··· Input records ···

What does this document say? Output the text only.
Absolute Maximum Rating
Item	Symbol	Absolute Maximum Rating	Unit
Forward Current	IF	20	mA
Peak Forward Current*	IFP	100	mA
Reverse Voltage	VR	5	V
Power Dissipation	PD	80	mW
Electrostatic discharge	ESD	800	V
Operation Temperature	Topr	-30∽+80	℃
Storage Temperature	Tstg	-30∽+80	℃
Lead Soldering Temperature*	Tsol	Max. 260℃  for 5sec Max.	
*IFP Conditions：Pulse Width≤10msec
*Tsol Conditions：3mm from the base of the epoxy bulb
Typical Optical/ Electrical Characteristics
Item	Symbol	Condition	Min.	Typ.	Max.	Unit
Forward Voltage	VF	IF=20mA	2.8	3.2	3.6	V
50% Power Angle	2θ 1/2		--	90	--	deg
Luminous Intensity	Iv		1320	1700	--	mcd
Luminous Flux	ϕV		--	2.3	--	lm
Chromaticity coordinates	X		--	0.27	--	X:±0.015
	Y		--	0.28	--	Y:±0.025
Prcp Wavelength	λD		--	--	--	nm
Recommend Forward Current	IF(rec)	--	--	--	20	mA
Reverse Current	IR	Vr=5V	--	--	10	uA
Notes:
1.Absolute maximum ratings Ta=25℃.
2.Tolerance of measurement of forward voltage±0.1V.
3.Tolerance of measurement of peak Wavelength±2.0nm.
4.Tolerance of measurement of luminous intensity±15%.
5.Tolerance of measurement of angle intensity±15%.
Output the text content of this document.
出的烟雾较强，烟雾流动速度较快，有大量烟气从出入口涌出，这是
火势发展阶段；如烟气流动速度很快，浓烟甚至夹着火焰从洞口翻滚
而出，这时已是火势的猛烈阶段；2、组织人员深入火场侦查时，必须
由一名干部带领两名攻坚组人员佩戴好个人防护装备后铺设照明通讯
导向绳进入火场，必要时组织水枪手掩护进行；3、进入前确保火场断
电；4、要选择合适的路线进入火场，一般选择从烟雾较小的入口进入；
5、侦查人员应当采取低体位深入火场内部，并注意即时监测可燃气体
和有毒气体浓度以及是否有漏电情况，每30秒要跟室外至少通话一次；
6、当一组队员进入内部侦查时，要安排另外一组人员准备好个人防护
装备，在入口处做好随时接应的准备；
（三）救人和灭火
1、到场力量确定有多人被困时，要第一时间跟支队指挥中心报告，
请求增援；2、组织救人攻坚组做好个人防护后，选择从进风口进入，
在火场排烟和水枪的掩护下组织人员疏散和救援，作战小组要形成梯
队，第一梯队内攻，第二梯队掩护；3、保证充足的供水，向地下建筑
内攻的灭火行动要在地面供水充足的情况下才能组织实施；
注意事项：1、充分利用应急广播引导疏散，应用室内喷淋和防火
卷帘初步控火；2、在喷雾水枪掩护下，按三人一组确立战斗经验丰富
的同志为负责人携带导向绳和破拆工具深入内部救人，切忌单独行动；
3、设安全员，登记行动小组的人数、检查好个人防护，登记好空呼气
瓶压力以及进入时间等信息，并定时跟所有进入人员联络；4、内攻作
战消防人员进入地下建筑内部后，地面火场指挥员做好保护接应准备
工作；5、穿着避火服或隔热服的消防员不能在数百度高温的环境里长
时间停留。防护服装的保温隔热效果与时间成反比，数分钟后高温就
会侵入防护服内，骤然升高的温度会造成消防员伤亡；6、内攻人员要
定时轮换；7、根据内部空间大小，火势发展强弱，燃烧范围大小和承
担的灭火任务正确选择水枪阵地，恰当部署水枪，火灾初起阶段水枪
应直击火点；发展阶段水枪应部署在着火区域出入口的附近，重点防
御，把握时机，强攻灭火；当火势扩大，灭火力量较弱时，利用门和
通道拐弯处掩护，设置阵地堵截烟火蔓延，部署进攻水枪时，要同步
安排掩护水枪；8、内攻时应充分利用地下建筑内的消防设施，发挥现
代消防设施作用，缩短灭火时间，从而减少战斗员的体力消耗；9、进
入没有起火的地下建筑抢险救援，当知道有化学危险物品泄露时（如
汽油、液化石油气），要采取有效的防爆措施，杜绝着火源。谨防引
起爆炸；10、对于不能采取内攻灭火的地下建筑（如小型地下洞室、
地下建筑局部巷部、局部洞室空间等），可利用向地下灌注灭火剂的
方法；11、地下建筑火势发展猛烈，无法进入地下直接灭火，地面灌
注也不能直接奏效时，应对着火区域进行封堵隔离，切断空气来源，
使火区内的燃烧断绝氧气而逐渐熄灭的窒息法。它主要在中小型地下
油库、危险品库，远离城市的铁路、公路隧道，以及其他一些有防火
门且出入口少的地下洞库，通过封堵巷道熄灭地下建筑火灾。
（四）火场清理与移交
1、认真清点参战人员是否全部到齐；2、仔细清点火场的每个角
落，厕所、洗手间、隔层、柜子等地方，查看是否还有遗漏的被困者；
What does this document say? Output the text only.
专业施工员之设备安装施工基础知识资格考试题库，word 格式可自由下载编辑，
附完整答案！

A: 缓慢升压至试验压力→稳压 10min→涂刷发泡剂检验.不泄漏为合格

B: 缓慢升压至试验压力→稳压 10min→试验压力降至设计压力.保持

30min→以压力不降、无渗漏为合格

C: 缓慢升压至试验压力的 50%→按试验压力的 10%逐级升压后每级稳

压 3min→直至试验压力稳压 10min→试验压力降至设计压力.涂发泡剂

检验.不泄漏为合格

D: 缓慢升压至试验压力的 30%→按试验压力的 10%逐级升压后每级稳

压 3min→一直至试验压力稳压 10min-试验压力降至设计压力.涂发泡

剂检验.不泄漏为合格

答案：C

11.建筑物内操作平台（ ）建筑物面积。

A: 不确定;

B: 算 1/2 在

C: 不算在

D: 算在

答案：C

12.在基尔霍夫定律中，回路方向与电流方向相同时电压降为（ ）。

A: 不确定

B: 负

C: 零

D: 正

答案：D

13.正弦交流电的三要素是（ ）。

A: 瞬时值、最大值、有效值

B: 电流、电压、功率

···

Every entry should be printed again exactly as written.

• _Expected answer_
What does this document say? Output the text only.
Absolute Maximum Rating
Item	Symbol	Absolute Maximum Rating	Unit
Forward Current	IF	20	mA
Peak Forward Current*	IFP	100	mA
Reverse Voltage	VR	5	V
Power Dissipation	PD	80	mW
Electrostatic discharge	ESD	800	V
Operation Temperature	Topr	-30∽+80	℃
Storage Temperature	Tstg	-30∽+80	℃
Lead Soldering Temperature*	Tsol	Max. 260℃  for 5sec Max.	
*IFP Conditions：Pulse Width≤10msec
*Tsol Conditions：3mm from the base of the epoxy bulb
Typical Optical/ Electrical Characteristics
Item	Symbol	Condition	Min.	Typ.	Max.	Unit
Forward Voltage	VF	IF=20mA	2.8	3.2	3.6	V
50% Power Angle	2θ 1/2		--	90	--	deg
Luminous Intensity	Iv		1320	1700	--	mcd
Luminous Flux	ϕV		--	2.3	--	lm
Chromaticity coordinates	X		--	0.27	--	X:±0.015
	Y		--	0.28	--	Y:±0.025
Prcp Wavelength	λD		--	--	--	nm
Recommend Forward Current	IF(rec)	--	--	--	20	mA
Reverse Current	IR	Vr=5V	--	--	10	uA
Notes:
1.Absolute maximum ratings Ta=25℃.
2.Tolerance of measurement of forward voltage±0.1V.
3.Tolerance of measurement of peak Wavelength±2.0nm.
4.Tolerance of measurement of luminous intensity±15%.
5.Tolerance of measurement of angle intensity±15%.
Output the text content of this document.
出的烟雾较强，烟雾流动速度较快，有大量烟气从出入口涌出，这是
火势发展阶段；如烟气流动速度很快，浓烟甚至夹着火焰从洞口翻滚
而出，这时已是火势的猛烈阶段；2、组织人员深入火场侦查时，必须
由一名干部带领两名攻坚组人员佩戴好个人防护装备后铺设照明通讯
导向绳进入火场，必要时组织水枪手掩护进行；3、进入前确保火场断
电；4、要选择合适的路线进入火场，一般选择从烟雾较小的入口进入；
5、侦查人员应当采取低体位深入火场内部，并注意即时监测可燃气体
和有毒气体浓度以及是否有漏电情况，每30秒要跟室外至少通话一次；
6、当一组队员进入内部侦查时，要安排另外一组人员准备好个人防护
装备，在入口处做好随时接应的准备；
（三）救人和灭火
1、到场力量确定有多人被困时，要第一时间跟支队指挥中心报告，
请求增援；2、组织救人攻坚组做好个人防护后，选择从进风口进入，
在火场排烟和水枪的掩护下组织人员疏散和救援，作战小组要形成梯
队，第一梯队内攻，第二梯队掩护；3、保证充足的供水，向地下建筑
内攻的灭火行动要在地面供水充足的情况下才能组织实施；
注意事项：1、充分利用应急广播引导疏散，应用室内喷淋和防火
卷帘初步控火；2、在喷雾水枪掩护下，按三人一组确立战斗经验丰富
的同志为负责人携带导向绳和破拆工具深入内部救人，切忌单独行动；
3、设安全员，登记行动小组的人数、检查好个人防护，登记好空呼气
瓶压力以及进入时间等信息，并定时跟所有进入人员联络；4、内攻作
战消防人员进入地下建筑内部后，地面火场指挥员做好保护接应准备
工作；5、穿着避火服或隔热服的消防员不能在数百度高温的环境里长
时间停留。防护服装的保温隔热效果与时间成反比，数分钟后高温就
会侵入防护服内，骤然升高的温度会造成消防员伤亡；6、内攻人员要
定时轮换；7、根据内部空间大小，火势发展强弱，燃烧范围大小和承
担的灭火任务正确选择水枪阵地，恰当部署水枪，火灾初起阶段水枪
应直击火点；发展阶段水枪应部署在着火区域出入口的附近，重点防
御，把握时机，强攻灭火；当火势扩大，灭火力量较弱时，利用门和
通道拐弯处掩护，设置阵地堵截烟火蔓延，部署进攻水枪时，要同步
安排掩护水枪；8、内攻时应充分利用地下建筑内的消防设施，发挥现
代消防设施作用，缩短灭火时间，从而减少战斗员的体力消耗；9、进
入没有起火的地下建筑抢险救援，当知道有化学危险物品泄露时（如
汽油、液化石油气），要采取有效的防爆措施，杜绝着火源。谨防引
起爆炸；10、对于不能采取内攻灭火的地下建筑（如小型地下洞室、
地下建筑局部巷部、局部洞室空间等），可利用向地下灌注灭火剂的
方法；11、地下建筑火势发展猛烈，无法进入地下直接灭火，地面灌
注也不能直接奏效时，应对着火区域进行封堵隔离，切断空气来源，
使火区内的燃烧断绝氧气而逐渐熄灭的窒息法。它主要在中小型地下
油库、危险品库，远离城市的铁路、公路隧道，以及其他一些有防火
门且出入口少的地下洞库，通过封堵巷道熄灭地下建筑火灾。
（四）火场清理与移交
1、认真清点参战人员是否全部到齐；2、仔细清点火场的每个角
落，厕所、洗手间、隔层、柜子等地方，查看是否还有遗漏的被困者；
What does this document say? Output the text only.
专业施工员之设备安装施工基础知识资格考试题库，word 格式可自由下载编辑，
附完整答案！

A: 缓慢升压至试验压力→稳压 10min→涂刷发泡剂检验.不泄漏为合格

B: 缓慢升压至试验压力→稳压 10min→试验压力降至设计压力.保持

30min→以压力不降、无渗漏为合格

C: 缓慢升压至试验压力的 50%→按试验压力的 10%逐级升压后每级稳

压 3min→直至试验压力稳压 10min→试验压力降至设计压力.涂发泡剂

检验.不泄漏为合格

D: 缓慢升压至试验压力的 30%→按试验压力的 10%逐级升压后每级稳

压 3min→一直至试验压力稳压 10min-试验压力降至设计压力.涂发泡

剂检验.不泄漏为合格

答案：C

11.建筑物内操作平台（ ）建筑物面积。

A: 不确定;

B: 算 1/2 在

C: 不算在

D: 算在

答案：C

12.在基尔霍夫定律中，回路方向与电流方向相同时电压降为（ ）。

A: 不确定

B: 负

C: 零

D: 正

答案：D

13.正弦交流电的三要素是（ ）。

A: 瞬时值、最大值、有效值

B: 电流、电压、功率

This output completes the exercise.